### Data items:
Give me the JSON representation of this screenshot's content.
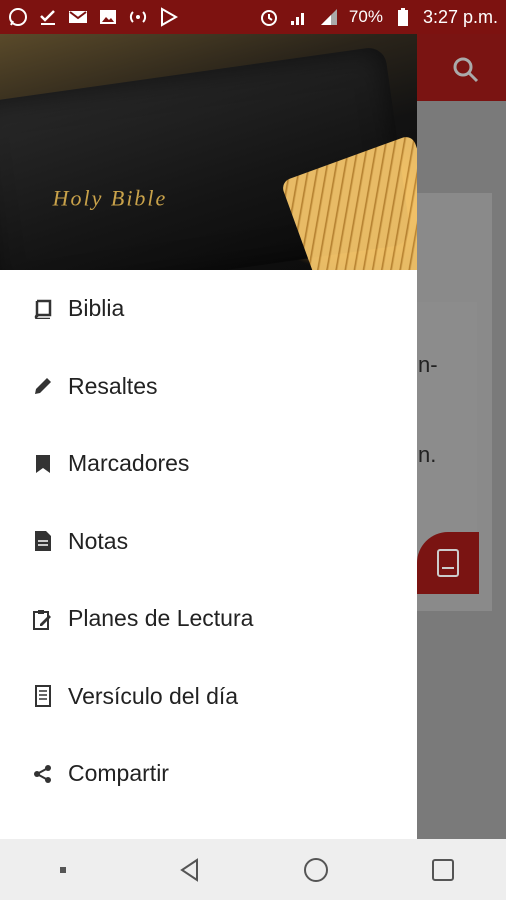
{
  "status_bar": {
    "battery_percent": "70%",
    "time": "3:27 p.m."
  },
  "drawer": {
    "header_image_text": "Holy Bible",
    "menu": [
      {
        "label": "Biblia",
        "icon": "book-icon"
      },
      {
        "label": "Resaltes",
        "icon": "pencil-icon"
      },
      {
        "label": "Marcadores",
        "icon": "bookmark-icon"
      },
      {
        "label": "Notas",
        "icon": "note-icon"
      },
      {
        "label": "Planes de Lectura",
        "icon": "reading-plan-icon"
      },
      {
        "label": "Versículo del día",
        "icon": "verse-of-day-icon"
      },
      {
        "label": "Compartir",
        "icon": "share-icon"
      }
    ]
  },
  "background_app": {
    "visible_fragments": [
      "n-",
      "n."
    ]
  },
  "colors": {
    "primary": "#7d1210",
    "drawer_bg": "#ffffff",
    "scrim": "#7a7a7a"
  }
}
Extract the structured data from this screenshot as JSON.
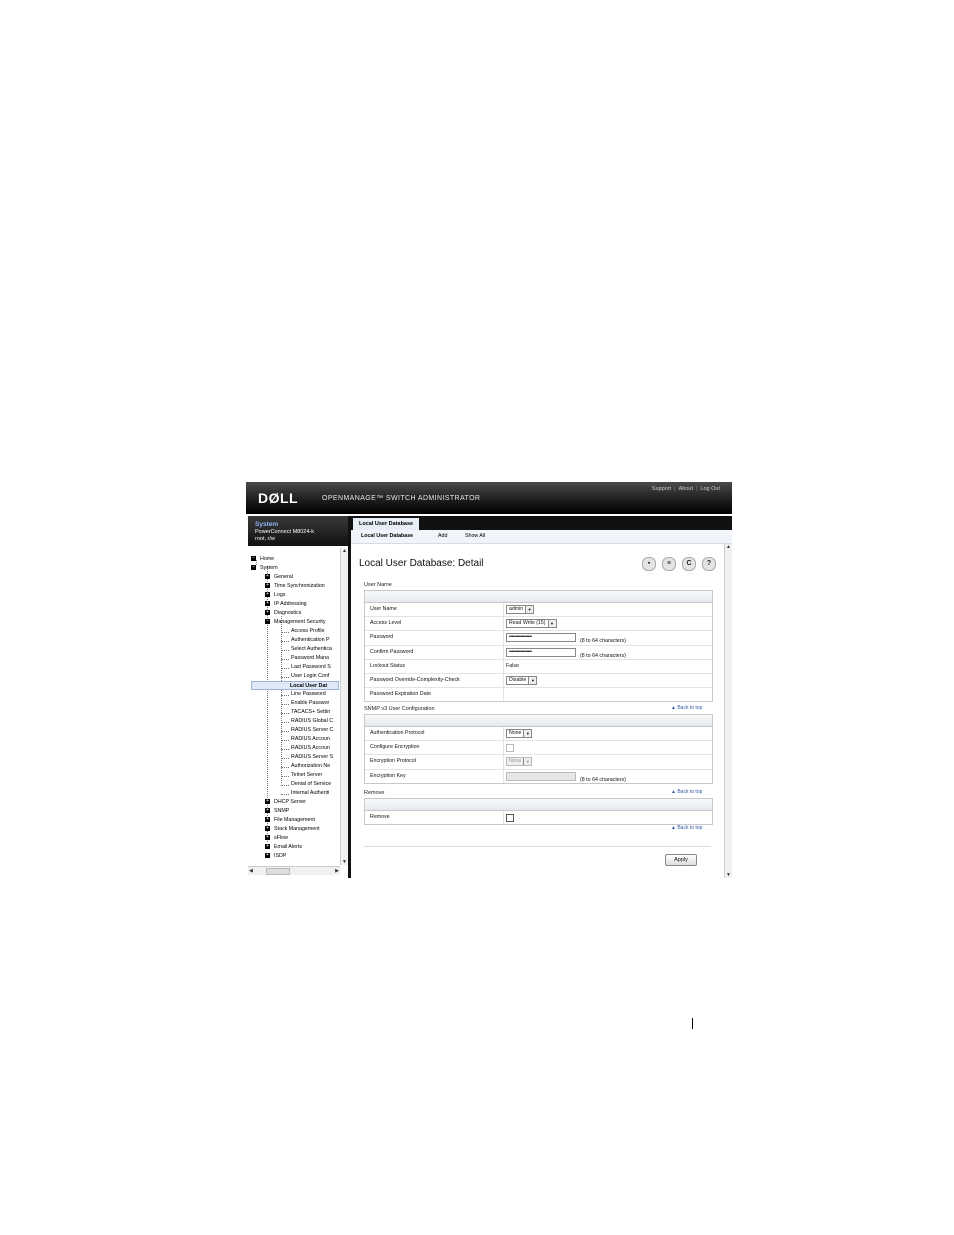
{
  "header": {
    "logo": "DØLL",
    "app_title": "OPENMANAGE™ SWITCH ADMINISTRATOR",
    "links": [
      "Support",
      "About",
      "Log Out"
    ]
  },
  "system_box": {
    "title": "System",
    "device": "PowerConnect M8024-k",
    "user": "root, r/w"
  },
  "tree": {
    "top": [
      "Home",
      "System"
    ],
    "system_children": [
      "General",
      "Time Synchronization",
      "Logs",
      "IP Addressing",
      "Diagnostics",
      "Management Security"
    ],
    "mgmt_children": [
      "Access Profile",
      "Authentication P",
      "Select Authentica",
      "Password Mana",
      "Last Password S",
      "User Login Conf",
      "Local User Dat",
      "Line Password",
      "Enable Passwor",
      "TACACS+ Settin",
      "RADIUS Global C",
      "RADIUS Server C",
      "RADIUS Accoun",
      "RADIUS Accoun",
      "RADIUS Server S",
      "Authorization Ne",
      "Telnet Server",
      "Denial of Service",
      "Internal Authenti"
    ],
    "bottom": [
      "DHCP Server",
      "SNMP",
      "File Management",
      "Stack Management",
      "sFlow",
      "Email Alerts",
      "ISDP"
    ]
  },
  "tabs": {
    "main_tab": "Local User Database",
    "sub": [
      "Local User Database",
      "Add",
      "Show All"
    ]
  },
  "page_title": "Local User Database: Detail",
  "toolbar": [
    "save-icon",
    "print-icon",
    "refresh-icon",
    "help-icon"
  ],
  "sections": {
    "user_name": {
      "title": "User Name",
      "rows": {
        "user_name_label": "User Name",
        "user_name_value": "admin",
        "access_level_label": "Access Level",
        "access_level_value": "Read Write (15)",
        "password_label": "Password",
        "password_value": "••••••••••••••••••",
        "password_hint": "(8 to 64 characters)",
        "confirm_label": "Confirm Password",
        "confirm_value": "••••••••••••••••••",
        "confirm_hint": "(8 to 64 characters)",
        "lockout_label": "Lockout Status",
        "lockout_value": "False",
        "override_label": "Password Override-Complexity-Check",
        "override_value": "Disable",
        "expiration_label": "Password Expiration Date"
      }
    },
    "snmp": {
      "title": "SNMP v3 User Configuration",
      "back": "Back to top",
      "rows": {
        "auth_label": "Authentication Protocol",
        "auth_value": "None",
        "configure_enc_label": "Configure Encryption",
        "enc_protocol_label": "Encryption Protocol",
        "enc_protocol_value": "None",
        "enc_key_label": "Encryption Key",
        "enc_key_hint": "(8 to 64 characters)"
      }
    },
    "remove": {
      "title": "Remove",
      "back": "Back to top",
      "remove_label": "Remove",
      "back_bottom": "Back to top"
    }
  },
  "apply_label": "Apply"
}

### STATED GOAL:
Search the records for the string "RADIUS" and return every line in which it occurs.

### ANSWER TO THIS EXERCISE:
      "RADIUS Global C",
      "RADIUS Server C",
      "RADIUS Accoun",
      "RADIUS Accoun",
      "RADIUS Server S",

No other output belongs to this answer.